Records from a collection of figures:
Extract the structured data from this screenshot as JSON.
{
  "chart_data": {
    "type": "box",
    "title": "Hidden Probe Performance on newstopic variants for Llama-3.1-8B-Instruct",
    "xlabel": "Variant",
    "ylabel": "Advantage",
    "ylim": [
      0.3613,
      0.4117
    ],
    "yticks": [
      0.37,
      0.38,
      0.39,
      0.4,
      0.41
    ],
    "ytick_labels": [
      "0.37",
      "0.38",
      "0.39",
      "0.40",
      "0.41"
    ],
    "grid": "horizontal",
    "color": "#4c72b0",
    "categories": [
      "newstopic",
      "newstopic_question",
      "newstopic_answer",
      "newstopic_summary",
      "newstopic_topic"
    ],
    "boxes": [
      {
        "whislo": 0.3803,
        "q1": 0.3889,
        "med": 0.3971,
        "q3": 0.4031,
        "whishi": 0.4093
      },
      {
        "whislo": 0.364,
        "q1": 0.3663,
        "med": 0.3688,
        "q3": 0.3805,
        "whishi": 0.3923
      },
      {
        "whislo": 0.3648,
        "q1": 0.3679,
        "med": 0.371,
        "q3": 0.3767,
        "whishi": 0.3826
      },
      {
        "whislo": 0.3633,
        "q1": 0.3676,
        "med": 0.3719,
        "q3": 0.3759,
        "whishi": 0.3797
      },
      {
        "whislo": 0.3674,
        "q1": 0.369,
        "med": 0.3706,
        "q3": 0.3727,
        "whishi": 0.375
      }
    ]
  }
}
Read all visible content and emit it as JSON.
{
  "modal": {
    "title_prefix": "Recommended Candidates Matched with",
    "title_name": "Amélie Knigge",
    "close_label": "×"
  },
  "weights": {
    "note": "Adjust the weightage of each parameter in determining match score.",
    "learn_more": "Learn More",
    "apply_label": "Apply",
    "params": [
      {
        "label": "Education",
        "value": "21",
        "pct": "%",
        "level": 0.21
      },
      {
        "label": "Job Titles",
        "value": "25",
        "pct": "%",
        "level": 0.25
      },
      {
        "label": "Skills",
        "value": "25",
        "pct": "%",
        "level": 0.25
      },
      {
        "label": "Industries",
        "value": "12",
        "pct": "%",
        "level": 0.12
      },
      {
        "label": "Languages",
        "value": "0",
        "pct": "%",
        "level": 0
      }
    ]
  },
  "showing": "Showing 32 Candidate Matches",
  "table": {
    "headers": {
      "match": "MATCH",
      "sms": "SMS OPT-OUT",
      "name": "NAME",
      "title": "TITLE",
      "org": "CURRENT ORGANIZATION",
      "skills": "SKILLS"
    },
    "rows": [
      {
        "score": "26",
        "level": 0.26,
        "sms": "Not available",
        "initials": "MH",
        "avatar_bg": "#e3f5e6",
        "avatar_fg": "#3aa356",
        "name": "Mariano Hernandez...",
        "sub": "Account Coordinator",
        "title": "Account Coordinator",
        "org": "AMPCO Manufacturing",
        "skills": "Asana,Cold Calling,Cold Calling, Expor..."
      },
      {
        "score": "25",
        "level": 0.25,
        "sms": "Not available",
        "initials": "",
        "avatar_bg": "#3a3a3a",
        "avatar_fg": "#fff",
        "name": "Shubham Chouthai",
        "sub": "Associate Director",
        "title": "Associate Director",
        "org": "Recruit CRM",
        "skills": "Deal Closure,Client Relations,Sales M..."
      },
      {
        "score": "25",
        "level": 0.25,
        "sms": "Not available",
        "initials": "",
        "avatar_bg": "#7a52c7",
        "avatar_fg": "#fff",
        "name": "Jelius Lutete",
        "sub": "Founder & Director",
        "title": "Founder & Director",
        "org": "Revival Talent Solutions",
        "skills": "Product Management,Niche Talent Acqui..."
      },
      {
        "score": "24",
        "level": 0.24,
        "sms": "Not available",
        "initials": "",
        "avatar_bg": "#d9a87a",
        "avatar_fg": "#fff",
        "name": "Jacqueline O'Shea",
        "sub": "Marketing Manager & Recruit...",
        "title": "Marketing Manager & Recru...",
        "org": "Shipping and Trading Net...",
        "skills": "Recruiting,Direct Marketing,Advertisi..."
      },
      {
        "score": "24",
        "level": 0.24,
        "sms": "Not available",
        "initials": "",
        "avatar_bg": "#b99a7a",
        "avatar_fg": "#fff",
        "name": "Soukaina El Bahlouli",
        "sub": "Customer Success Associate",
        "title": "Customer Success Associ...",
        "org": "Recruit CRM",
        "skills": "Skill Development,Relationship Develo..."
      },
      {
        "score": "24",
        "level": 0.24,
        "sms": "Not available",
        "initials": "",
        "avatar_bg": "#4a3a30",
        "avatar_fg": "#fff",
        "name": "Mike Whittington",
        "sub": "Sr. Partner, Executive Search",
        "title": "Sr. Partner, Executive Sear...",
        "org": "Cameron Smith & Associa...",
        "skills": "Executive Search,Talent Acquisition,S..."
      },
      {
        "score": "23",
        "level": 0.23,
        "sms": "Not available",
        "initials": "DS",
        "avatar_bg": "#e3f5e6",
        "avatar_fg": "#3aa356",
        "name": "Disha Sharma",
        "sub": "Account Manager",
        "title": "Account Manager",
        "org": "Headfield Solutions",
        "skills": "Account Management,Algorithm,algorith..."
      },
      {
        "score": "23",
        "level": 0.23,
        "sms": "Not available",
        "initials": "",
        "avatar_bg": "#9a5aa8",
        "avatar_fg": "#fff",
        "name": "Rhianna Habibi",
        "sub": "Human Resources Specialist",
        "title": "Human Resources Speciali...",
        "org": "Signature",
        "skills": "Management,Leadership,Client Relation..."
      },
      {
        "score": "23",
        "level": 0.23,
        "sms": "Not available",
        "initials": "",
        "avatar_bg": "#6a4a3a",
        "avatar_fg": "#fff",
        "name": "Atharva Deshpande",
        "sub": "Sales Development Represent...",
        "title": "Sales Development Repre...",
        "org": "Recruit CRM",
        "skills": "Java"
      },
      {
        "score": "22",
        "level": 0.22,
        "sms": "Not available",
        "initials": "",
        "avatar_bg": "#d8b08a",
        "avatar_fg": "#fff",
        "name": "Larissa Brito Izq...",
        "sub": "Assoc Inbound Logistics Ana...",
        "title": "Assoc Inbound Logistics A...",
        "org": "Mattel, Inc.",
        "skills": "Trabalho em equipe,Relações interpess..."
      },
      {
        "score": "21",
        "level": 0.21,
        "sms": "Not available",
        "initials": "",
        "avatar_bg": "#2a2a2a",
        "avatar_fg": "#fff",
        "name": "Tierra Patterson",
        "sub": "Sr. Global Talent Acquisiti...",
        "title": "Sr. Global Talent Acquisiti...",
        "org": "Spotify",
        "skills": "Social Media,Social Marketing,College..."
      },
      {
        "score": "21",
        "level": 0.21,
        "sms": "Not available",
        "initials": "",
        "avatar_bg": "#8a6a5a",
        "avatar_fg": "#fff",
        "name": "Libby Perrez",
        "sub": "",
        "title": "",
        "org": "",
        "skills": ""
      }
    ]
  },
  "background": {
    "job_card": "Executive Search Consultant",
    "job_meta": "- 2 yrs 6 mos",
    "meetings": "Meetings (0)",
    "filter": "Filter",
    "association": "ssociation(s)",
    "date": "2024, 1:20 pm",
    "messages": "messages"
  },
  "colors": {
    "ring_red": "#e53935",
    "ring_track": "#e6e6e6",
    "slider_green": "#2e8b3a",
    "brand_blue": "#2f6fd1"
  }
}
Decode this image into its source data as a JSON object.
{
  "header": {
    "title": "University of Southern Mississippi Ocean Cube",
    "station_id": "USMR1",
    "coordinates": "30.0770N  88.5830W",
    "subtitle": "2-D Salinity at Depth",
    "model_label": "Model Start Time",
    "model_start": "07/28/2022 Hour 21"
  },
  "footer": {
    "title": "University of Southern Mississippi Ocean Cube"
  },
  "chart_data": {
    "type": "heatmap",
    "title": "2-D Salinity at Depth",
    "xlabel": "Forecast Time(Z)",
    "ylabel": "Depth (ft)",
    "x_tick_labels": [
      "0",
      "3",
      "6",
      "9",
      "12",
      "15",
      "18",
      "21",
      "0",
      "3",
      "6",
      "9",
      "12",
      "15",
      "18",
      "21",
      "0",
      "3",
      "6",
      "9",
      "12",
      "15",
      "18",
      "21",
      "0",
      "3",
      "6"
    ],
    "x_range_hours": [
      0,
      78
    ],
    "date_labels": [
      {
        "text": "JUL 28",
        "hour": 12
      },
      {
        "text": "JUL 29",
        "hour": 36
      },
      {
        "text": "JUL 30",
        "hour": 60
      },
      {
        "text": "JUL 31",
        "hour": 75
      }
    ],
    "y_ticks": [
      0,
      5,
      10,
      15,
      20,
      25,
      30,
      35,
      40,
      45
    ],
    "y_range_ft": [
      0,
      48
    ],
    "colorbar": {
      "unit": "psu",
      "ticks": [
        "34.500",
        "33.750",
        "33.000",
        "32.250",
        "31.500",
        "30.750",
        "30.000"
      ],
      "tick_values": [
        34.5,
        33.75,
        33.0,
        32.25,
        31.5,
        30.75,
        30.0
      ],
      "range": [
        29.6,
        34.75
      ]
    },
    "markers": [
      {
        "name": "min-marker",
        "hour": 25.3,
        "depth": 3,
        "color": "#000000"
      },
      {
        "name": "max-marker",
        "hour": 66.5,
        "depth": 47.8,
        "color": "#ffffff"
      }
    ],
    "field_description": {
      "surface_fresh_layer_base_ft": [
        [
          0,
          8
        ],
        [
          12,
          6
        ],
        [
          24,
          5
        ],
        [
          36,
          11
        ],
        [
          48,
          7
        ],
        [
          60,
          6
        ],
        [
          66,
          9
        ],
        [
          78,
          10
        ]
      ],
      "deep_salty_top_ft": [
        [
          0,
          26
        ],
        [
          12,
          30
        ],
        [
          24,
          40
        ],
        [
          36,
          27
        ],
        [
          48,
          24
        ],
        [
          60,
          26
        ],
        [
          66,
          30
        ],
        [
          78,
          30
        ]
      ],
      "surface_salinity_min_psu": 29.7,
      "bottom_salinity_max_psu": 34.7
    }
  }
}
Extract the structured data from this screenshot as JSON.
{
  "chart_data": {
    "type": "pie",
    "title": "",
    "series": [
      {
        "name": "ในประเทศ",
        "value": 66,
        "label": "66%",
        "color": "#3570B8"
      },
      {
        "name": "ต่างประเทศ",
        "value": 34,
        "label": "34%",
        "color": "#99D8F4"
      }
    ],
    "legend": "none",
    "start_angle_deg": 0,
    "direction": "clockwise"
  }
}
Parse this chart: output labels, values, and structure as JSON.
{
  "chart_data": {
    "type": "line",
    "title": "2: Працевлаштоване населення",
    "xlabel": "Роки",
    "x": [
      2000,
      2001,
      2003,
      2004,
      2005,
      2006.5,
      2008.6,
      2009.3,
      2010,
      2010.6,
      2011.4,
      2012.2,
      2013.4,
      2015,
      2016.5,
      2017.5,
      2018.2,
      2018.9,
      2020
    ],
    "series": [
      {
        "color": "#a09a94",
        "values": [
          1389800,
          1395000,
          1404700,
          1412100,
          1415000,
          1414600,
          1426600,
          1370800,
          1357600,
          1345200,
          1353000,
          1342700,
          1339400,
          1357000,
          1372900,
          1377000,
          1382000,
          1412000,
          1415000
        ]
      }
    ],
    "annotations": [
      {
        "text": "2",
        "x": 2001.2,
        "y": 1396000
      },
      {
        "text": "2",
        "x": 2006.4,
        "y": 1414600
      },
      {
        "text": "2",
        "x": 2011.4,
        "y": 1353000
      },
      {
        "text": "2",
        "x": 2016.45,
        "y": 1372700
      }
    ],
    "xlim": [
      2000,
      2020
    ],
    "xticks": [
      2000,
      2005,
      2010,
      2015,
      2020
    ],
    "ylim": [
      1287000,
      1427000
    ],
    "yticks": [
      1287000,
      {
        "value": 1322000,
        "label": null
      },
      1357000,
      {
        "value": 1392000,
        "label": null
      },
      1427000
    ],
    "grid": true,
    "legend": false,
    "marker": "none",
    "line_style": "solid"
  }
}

_INSTRUCTIONS FOR THE TASK_
Your task is to pick out every line with the string "Founder" and copy it.

_TASK OUTPUT_
        "sub": "Founder & Director",
        "title": "Founder & Director",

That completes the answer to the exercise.